→ Written request
Each record below should be repeated precisely as written.

→ Data listing
=======

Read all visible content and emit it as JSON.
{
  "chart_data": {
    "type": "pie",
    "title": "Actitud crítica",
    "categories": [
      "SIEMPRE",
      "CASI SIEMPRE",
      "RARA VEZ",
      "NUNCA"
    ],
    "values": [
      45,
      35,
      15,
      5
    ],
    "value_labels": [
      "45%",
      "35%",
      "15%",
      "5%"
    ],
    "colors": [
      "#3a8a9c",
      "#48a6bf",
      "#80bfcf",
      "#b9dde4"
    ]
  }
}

=======

→ Written solution
Read all visible content and emit it as JSON.
{
  "chart_data": {
    "type": "pie",
    "title": "Actitud crítica",
    "categories": [
      "SIEMPRE",
      "CASI SIEMPRE",
      "RARA VEZ",
      "NUNCA"
    ],
    "values": [
      45,
      35,
      15,
      5
    ],
    "value_labels": [
      "45%",
      "35%",
      "15%",
      "5%"
    ],
    "colors": [
      "#3a8a9c",
      "#48a6bf",
      "#80bfcf",
      "#b9dde4"
    ]
  }
}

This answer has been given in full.